▸ **CONSIGNES DE TRAVAIL**:
1 – Recopiez mot pour mot la partie du récit des retrouvailles qui s'ouvre sur les mots contenant « Mes deux filles » et se ferme sur « conversation un moment. ».
2 – Résumez sous forme de liste le paragraphe du récit des retrouvailles qui commence par « Le soleil de décembre tape sur les carreaux », en gardant ses faits principaux.
3 – Prolongez le récit des retrouvailles à partir de sa dernière phrase.

Aimer sans condition

Le soleil de décembre tape sur les carreaux. La liqueur de châtaignes, entourée de quatre verres et de biscuits craquants, trône sur le napperon de la table basse. Il flotte dans l’air une douce joie des retrouvailles et le plaisir de ce temps gratuit, sans horaire. Nous ne savons pas ce que nous ferons dans deux heures (sans doute digérer le déjeuner sur ce même canapé) et les soucis des dernières semaines ont été déposés sur le pas de porte.
– Allez, à notre santé !
Mes deux filles font le tour des convives pour cogner leurs gobelets de plastique partout où c’est autorisé. Il semble que nous ne soyons pas seulement quatre adultes, le tour dure trop longtemps, il doit y avoir une douzaine d’invités avec nous qu’elles seules voient, et le bruit des verres qui trinquent couvre nos débuts de conversation un moment.
– Attention tiens le droit ça va se renverser pas trop fort c’est fragile quand même non tu en as encore plein la bouche attention la bouteille ! Ahlala c’est pas vrai. Ca suffit les olives là fais tourner un peu allez allez on s’éloigne allez jouer.

▸ **CONTENU DES DONNÉES**:
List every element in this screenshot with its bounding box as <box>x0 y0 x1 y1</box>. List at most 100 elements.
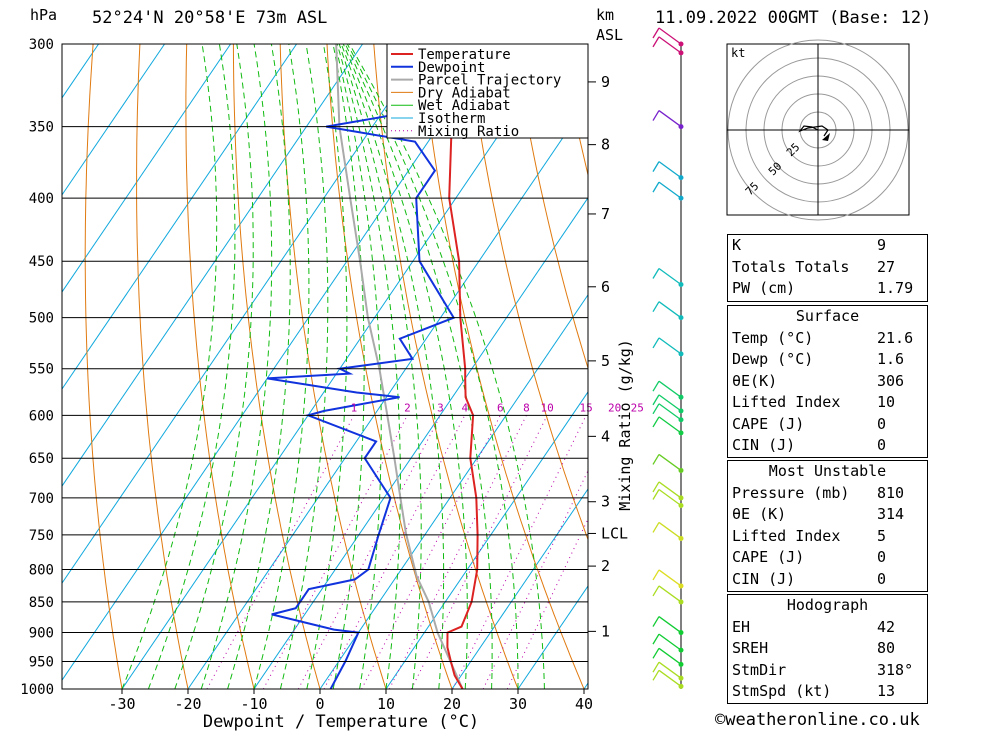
x-tick-label: 10 <box>377 695 395 713</box>
wind-barb <box>658 481 682 499</box>
x-tick-label: -30 <box>108 695 135 713</box>
wind-level-marker <box>678 124 684 130</box>
mixing-ratio-label: 10 <box>541 401 554 414</box>
mixing-ratio-line <box>297 415 441 689</box>
table-row: CAPE (J) 0 <box>728 414 927 436</box>
wind-barb <box>658 394 682 412</box>
wind-barb-flag <box>652 268 660 279</box>
table-row: CIN (J) 0 <box>728 569 927 591</box>
pressure-tick-label: 400 <box>29 191 54 207</box>
row-value: 314 <box>877 505 905 523</box>
wind-barb-flag <box>652 569 660 581</box>
wind-barb <box>658 267 682 286</box>
mixing-ratio-label: 6 <box>497 401 504 414</box>
mixing-ratio-label: 4 <box>461 401 468 414</box>
table-row: EH 42 <box>728 617 927 639</box>
table-row: Pressure (mb) 810 <box>728 483 927 505</box>
height-tick-label: 1 <box>601 622 610 640</box>
row-value: 0 <box>877 414 887 433</box>
hodograph-trace <box>798 125 829 137</box>
wind-level-marker <box>678 50 684 56</box>
wind-level-marker <box>678 535 684 541</box>
wind-barb-flag <box>652 380 660 392</box>
wind-barb-flag <box>652 522 660 533</box>
height-tick-label: 9 <box>601 73 610 91</box>
wind-level-marker <box>678 583 684 589</box>
row-value: 42 <box>877 617 896 636</box>
isotherm-line <box>121 44 562 689</box>
storm-motion-arrow <box>822 133 830 141</box>
height-tick-label: 5 <box>601 352 610 370</box>
wind-level-marker <box>678 41 684 47</box>
x-tick-label: 40 <box>575 695 593 713</box>
row-value: 810 <box>877 483 905 502</box>
row-key: StmSpd (kt) <box>732 682 832 700</box>
wind-barb <box>658 453 682 471</box>
secondary-axis-title: Mixing Ratio (g/kg) <box>616 339 634 511</box>
plot-frame <box>61 43 589 690</box>
row-value: 1.79 <box>877 279 914 297</box>
legend-label: Dewpoint <box>418 60 485 76</box>
dry-adiabat-line <box>935 44 1000 689</box>
wind-barb-flag <box>652 454 660 465</box>
wind-barb <box>658 616 682 634</box>
wet-adiabat-line <box>227 44 291 689</box>
pressure-tick-label: 300 <box>29 37 54 53</box>
row-key: Lifted Index <box>732 526 841 545</box>
row-key: θE(K) <box>732 371 778 390</box>
isotherm-line <box>62 44 430 585</box>
mixing-ratio-label: 2 <box>404 401 411 414</box>
mixing-ratio-line <box>410 415 548 689</box>
pressure-tick-label: 750 <box>29 528 54 544</box>
isotherm-line <box>0 44 33 689</box>
mixing-ratio-label: 25 <box>631 401 644 414</box>
row-value: 1.6 <box>877 350 905 368</box>
wind-barb <box>658 521 682 539</box>
x-tick-label: -20 <box>174 695 201 713</box>
wind-barb-flag <box>652 489 660 500</box>
hodograph-table: Hodograph EH 42 SREH 80 StmDir 318° StmSpd (kt… <box>727 594 928 704</box>
site-credit[interactable]: ©weatheronline.co.uk <box>715 710 920 730</box>
row-value: 0 <box>877 436 887 454</box>
wind-barb-flag <box>652 27 660 39</box>
datetime-title: 11.09.2022 00GMT (Base: 12) <box>655 8 932 28</box>
wind-barb <box>658 416 682 434</box>
wind-barb-flag <box>652 181 660 193</box>
mixing-ratio-label: 15 <box>579 401 592 414</box>
legend-label: Mixing Ratio <box>418 124 519 140</box>
table-row: Lifted Index 10 <box>728 392 927 414</box>
row-value: 10 <box>877 393 896 411</box>
height-tick-label: LCL <box>601 524 628 542</box>
table-row: CIN (J) 0 <box>728 435 927 457</box>
row-key: Dewp (°C) <box>732 350 814 368</box>
wind-barb <box>658 110 682 128</box>
row-value: 13 <box>877 682 896 700</box>
wind-level-marker <box>678 675 684 681</box>
row-key: Totals Totals <box>732 257 850 276</box>
pressure-tick-label: 500 <box>29 311 54 327</box>
table-row: Lifted Index 5 <box>728 526 927 548</box>
wind-level-marker <box>678 503 684 509</box>
hodograph-title: Hodograph <box>786 596 869 614</box>
pressure-tick-label: 1000 <box>20 682 54 698</box>
wind-barb-flag <box>652 647 660 659</box>
isotherm-line <box>62 44 496 682</box>
wind-level-marker <box>678 430 684 436</box>
mixing-ratio-label: 3 <box>437 401 444 414</box>
table-row: Totals Totals 27 <box>728 257 927 279</box>
row-value: 0 <box>877 548 887 566</box>
wind-level-marker <box>678 408 684 414</box>
wind-barb-flag <box>652 633 660 645</box>
wind-level-marker <box>678 394 684 400</box>
wind-barb <box>658 569 682 587</box>
wind-level-marker <box>678 599 684 605</box>
row-key: StmDir <box>732 660 787 679</box>
row-value: 80 <box>877 639 896 657</box>
wind-barb <box>658 488 682 507</box>
row-key: θE (K) <box>732 505 787 523</box>
wind-level-marker <box>678 647 684 653</box>
wind-barb <box>658 585 682 603</box>
dry-adiabat-line <box>136 44 189 689</box>
table-row: θE(K) 306 <box>728 371 927 393</box>
legend-box <box>386 43 589 139</box>
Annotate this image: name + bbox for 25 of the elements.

▸ **RÉPONSES**:
1 –
Mes deux filles font le tour des convives pour cogner leurs gobelets de plastique partout où c’est autorisé. Il semble que nous ne soyons pas seulement quatre adultes, le tour dure trop longtemps, il doit y avoir une douzaine d’invités avec nous qu’elles seules voient, et le bruit des verres qui trinquent couvre nos débuts de conversation un moment.

2 –
- Le soleil de décembre frappe les vitres.
- Sur le napperon de la table basse se trouvent une liqueur de châtaignes, quatre verres et des biscuits craquants.
- L'air est empli de la joie des retrouvailles et du plaisir d'un temps libre, sans horaire.
- Personne ne sait ce qu'il fera dans deux heures, sans doute digérer le déjeuner sur le même canapé.
- Les soucis des dernières semaines ont été laissés sur le pas de la porte.

3 –
Elles n’iront pas jouer, loin de l’apéritif des adultes. Elles me grimperont sur les pieds (non mais aussi quelle idée de les avoir mis si près des Curly !), escaladeront ma cuisse en même temps que le canapé, voudront sentir ce qui brille dans mon verre, poseront leurs têtes chacune sur une de mes épaules, auront toujours quelque chose à me dire au moment où je commence une phrase avec l’un ou l’autre.
– Mais vous me laissez tranquille nom d’un chien ! Zou dans votre chambre allez allez j’en ai marre !

L’une râle, l’autre produit de grosses larmes en m’adressant un regard désespéré. J’ai besoin d’air. Elles ont peur que je ne les aime plus. Elles se collent un peu plus à moi. Je ne supporte pas leur contact, à cet instant précis, où je voudrais moi aussi profiter de vacances, c’est à dire de paix. Mes filles m’apportent beaucoup, mais la paix ça, non.

Cela fait quelques jours que je pense à la question qu’a lancé l’air de rien Fabienne, par le biais de sa page MILF Média. L’amour maternelle est-il un amour naturellement inconditionnel ? Elle apporte sa réponse sur ses pages Facebook et Instagram. J’ai une autre approche. Et c’est Céline Dion qui m’a aidé à trouver comment l’exprimer.

Ou plutôt Jean-Jacqus Goldman qui lui a écrit « S’il suffisait d’aimer ».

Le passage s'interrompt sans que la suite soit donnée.